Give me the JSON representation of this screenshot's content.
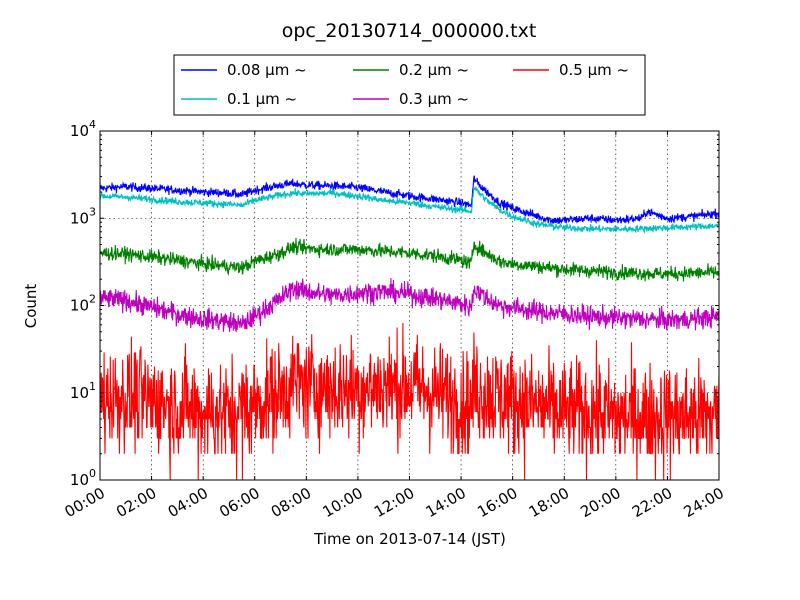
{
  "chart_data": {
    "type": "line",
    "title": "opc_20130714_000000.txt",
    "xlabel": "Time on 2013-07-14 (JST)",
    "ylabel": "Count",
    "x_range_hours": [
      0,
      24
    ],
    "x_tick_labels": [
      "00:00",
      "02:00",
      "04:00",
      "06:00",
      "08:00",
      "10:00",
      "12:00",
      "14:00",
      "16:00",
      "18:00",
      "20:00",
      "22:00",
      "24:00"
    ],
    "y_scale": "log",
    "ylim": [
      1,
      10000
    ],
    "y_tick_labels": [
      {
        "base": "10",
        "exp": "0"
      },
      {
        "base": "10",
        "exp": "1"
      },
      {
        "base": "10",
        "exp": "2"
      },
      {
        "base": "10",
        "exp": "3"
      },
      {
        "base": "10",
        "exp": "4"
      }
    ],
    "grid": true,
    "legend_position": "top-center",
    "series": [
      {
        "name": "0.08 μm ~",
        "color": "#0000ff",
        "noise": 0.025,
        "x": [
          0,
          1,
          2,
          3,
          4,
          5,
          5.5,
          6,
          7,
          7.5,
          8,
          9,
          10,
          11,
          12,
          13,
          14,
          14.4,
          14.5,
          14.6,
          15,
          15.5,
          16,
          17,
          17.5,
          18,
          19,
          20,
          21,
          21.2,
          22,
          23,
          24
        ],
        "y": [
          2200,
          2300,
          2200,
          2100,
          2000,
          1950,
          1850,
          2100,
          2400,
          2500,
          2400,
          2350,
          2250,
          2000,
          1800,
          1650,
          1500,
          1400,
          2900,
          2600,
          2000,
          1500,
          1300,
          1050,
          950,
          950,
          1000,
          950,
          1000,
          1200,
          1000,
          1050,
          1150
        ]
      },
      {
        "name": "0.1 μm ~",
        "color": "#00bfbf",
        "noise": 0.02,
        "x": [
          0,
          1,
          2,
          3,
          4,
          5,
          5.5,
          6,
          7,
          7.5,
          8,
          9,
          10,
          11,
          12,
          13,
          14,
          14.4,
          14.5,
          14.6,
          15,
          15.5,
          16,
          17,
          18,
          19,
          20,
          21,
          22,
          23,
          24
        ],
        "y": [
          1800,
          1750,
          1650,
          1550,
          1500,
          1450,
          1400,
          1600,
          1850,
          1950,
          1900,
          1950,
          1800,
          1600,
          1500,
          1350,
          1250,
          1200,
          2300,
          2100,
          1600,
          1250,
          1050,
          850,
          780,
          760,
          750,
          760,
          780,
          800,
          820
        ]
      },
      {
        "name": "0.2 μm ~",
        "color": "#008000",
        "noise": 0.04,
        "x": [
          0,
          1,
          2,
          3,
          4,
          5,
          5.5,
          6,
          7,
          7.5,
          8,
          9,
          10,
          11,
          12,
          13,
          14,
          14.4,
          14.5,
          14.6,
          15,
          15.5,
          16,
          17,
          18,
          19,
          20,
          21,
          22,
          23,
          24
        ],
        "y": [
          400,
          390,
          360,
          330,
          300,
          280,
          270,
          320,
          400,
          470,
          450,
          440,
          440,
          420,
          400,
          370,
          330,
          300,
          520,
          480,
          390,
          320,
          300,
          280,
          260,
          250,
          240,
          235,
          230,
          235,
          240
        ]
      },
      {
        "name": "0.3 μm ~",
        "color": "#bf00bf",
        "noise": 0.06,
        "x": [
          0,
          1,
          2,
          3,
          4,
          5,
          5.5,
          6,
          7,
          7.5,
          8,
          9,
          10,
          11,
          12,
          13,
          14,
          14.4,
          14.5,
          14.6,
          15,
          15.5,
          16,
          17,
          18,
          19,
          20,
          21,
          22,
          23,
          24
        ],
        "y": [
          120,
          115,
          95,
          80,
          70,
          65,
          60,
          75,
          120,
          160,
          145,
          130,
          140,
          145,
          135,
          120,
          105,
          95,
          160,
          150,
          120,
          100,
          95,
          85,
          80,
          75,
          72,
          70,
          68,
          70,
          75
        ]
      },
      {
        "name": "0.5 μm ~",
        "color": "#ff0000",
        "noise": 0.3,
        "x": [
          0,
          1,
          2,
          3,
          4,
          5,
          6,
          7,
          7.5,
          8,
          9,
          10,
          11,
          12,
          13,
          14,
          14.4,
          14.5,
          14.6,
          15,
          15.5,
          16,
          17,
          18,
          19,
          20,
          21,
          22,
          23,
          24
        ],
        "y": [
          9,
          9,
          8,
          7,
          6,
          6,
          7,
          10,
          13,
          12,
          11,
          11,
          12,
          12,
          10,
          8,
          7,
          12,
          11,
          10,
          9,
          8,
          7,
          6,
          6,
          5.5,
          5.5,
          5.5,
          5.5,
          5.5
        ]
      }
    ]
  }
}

STATED GOAL:
Omit the pictures and reproduce the listing exactly.

OUTPUT BELOW:
Give me the JSON representation of this screenshot's content.
{
  "chart_data": {
    "type": "line",
    "title": "opc_20130714_000000.txt",
    "xlabel": "Time on 2013-07-14 (JST)",
    "ylabel": "Count",
    "x_range_hours": [
      0,
      24
    ],
    "x_tick_labels": [
      "00:00",
      "02:00",
      "04:00",
      "06:00",
      "08:00",
      "10:00",
      "12:00",
      "14:00",
      "16:00",
      "18:00",
      "20:00",
      "22:00",
      "24:00"
    ],
    "y_scale": "log",
    "ylim": [
      1,
      10000
    ],
    "y_tick_labels": [
      {
        "base": "10",
        "exp": "0"
      },
      {
        "base": "10",
        "exp": "1"
      },
      {
        "base": "10",
        "exp": "2"
      },
      {
        "base": "10",
        "exp": "3"
      },
      {
        "base": "10",
        "exp": "4"
      }
    ],
    "grid": true,
    "legend_position": "top-center",
    "series": [
      {
        "name": "0.08 μm ~",
        "color": "#0000ff",
        "noise": 0.025,
        "x": [
          0,
          1,
          2,
          3,
          4,
          5,
          5.5,
          6,
          7,
          7.5,
          8,
          9,
          10,
          11,
          12,
          13,
          14,
          14.4,
          14.5,
          14.6,
          15,
          15.5,
          16,
          17,
          17.5,
          18,
          19,
          20,
          21,
          21.2,
          22,
          23,
          24
        ],
        "y": [
          2200,
          2300,
          2200,
          2100,
          2000,
          1950,
          1850,
          2100,
          2400,
          2500,
          2400,
          2350,
          2250,
          2000,
          1800,
          1650,
          1500,
          1400,
          2900,
          2600,
          2000,
          1500,
          1300,
          1050,
          950,
          950,
          1000,
          950,
          1000,
          1200,
          1000,
          1050,
          1150
        ]
      },
      {
        "name": "0.1 μm ~",
        "color": "#00bfbf",
        "noise": 0.02,
        "x": [
          0,
          1,
          2,
          3,
          4,
          5,
          5.5,
          6,
          7,
          7.5,
          8,
          9,
          10,
          11,
          12,
          13,
          14,
          14.4,
          14.5,
          14.6,
          15,
          15.5,
          16,
          17,
          18,
          19,
          20,
          21,
          22,
          23,
          24
        ],
        "y": [
          1800,
          1750,
          1650,
          1550,
          1500,
          1450,
          1400,
          1600,
          1850,
          1950,
          1900,
          1950,
          1800,
          1600,
          1500,
          1350,
          1250,
          1200,
          2300,
          2100,
          1600,
          1250,
          1050,
          850,
          780,
          760,
          750,
          760,
          780,
          800,
          820
        ]
      },
      {
        "name": "0.2 μm ~",
        "color": "#008000",
        "noise": 0.04,
        "x": [
          0,
          1,
          2,
          3,
          4,
          5,
          5.5,
          6,
          7,
          7.5,
          8,
          9,
          10,
          11,
          12,
          13,
          14,
          14.4,
          14.5,
          14.6,
          15,
          15.5,
          16,
          17,
          18,
          19,
          20,
          21,
          22,
          23,
          24
        ],
        "y": [
          400,
          390,
          360,
          330,
          300,
          280,
          270,
          320,
          400,
          470,
          450,
          440,
          440,
          420,
          400,
          370,
          330,
          300,
          520,
          480,
          390,
          320,
          300,
          280,
          260,
          250,
          240,
          235,
          230,
          235,
          240
        ]
      },
      {
        "name": "0.3 μm ~",
        "color": "#bf00bf",
        "noise": 0.06,
        "x": [
          0,
          1,
          2,
          3,
          4,
          5,
          5.5,
          6,
          7,
          7.5,
          8,
          9,
          10,
          11,
          12,
          13,
          14,
          14.4,
          14.5,
          14.6,
          15,
          15.5,
          16,
          17,
          18,
          19,
          20,
          21,
          22,
          23,
          24
        ],
        "y": [
          120,
          115,
          95,
          80,
          70,
          65,
          60,
          75,
          120,
          160,
          145,
          130,
          140,
          145,
          135,
          120,
          105,
          95,
          160,
          150,
          120,
          100,
          95,
          85,
          80,
          75,
          72,
          70,
          68,
          70,
          75
        ]
      },
      {
        "name": "0.5 μm ~",
        "color": "#ff0000",
        "noise": 0.3,
        "x": [
          0,
          1,
          2,
          3,
          4,
          5,
          6,
          7,
          7.5,
          8,
          9,
          10,
          11,
          12,
          13,
          14,
          14.4,
          14.5,
          14.6,
          15,
          15.5,
          16,
          17,
          18,
          19,
          20,
          21,
          22,
          23,
          24
        ],
        "y": [
          9,
          9,
          8,
          7,
          6,
          6,
          7,
          10,
          13,
          12,
          11,
          11,
          12,
          12,
          10,
          8,
          7,
          12,
          11,
          10,
          9,
          8,
          7,
          6,
          6,
          5.5,
          5.5,
          5.5,
          5.5,
          5.5
        ]
      }
    ]
  }
}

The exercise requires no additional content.